SUPPLIED INFORMATION:

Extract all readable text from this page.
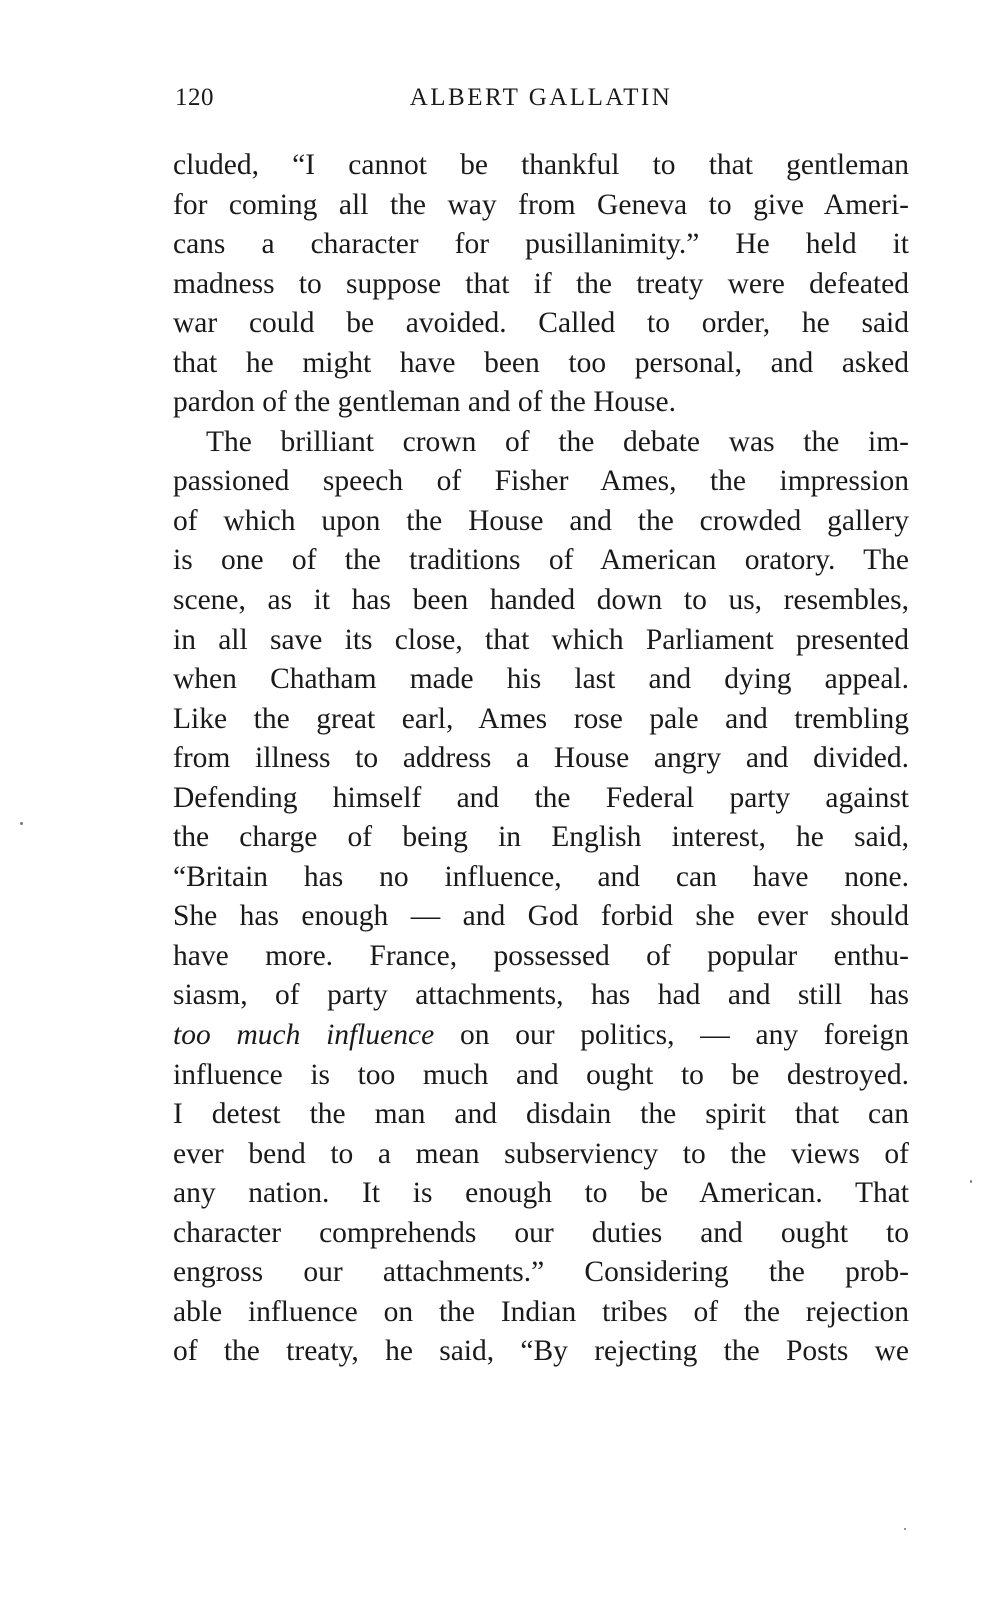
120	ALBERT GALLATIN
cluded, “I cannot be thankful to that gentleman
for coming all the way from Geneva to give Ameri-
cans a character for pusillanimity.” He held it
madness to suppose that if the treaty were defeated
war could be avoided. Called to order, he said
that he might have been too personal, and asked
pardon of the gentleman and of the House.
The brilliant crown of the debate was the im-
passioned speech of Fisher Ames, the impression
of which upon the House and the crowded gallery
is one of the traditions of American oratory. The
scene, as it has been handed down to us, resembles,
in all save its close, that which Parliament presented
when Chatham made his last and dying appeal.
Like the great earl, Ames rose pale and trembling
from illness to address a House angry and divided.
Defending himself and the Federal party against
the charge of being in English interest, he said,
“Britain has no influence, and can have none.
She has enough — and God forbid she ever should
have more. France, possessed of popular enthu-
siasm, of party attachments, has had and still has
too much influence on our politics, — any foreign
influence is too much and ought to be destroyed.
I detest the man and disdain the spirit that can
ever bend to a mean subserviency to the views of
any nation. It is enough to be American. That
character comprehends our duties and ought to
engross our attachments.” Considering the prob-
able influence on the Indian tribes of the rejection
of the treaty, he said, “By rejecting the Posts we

SET TASK: Extract all the entries word for word; omit any pictures.

OUTPUT:
Extract all readable text from this page.
120	ALBERT GALLATIN
cluded, “I cannot be thankful to that gentleman
for coming all the way from Geneva to give Ameri-
cans a character for pusillanimity.” He held it
madness to suppose that if the treaty were defeated
war could be avoided. Called to order, he said
that he might have been too personal, and asked
pardon of the gentleman and of the House.
The brilliant crown of the debate was the im-
passioned speech of Fisher Ames, the impression
of which upon the House and the crowded gallery
is one of the traditions of American oratory. The
scene, as it has been handed down to us, resembles,
in all save its close, that which Parliament presented
when Chatham made his last and dying appeal.
Like the great earl, Ames rose pale and trembling
from illness to address a House angry and divided.
Defending himself and the Federal party against
the charge of being in English interest, he said,
“Britain has no influence, and can have none.
She has enough — and God forbid she ever should
have more. France, possessed of popular enthu-
siasm, of party attachments, has had and still has
too much influence on our politics, — any foreign
influence is too much and ought to be destroyed.
I detest the man and disdain the spirit that can
ever bend to a mean subserviency to the views of
any nation. It is enough to be American. That
character comprehends our duties and ought to
engross our attachments.” Considering the prob-
able influence on the Indian tribes of the rejection
of the treaty, he said, “By rejecting the Posts we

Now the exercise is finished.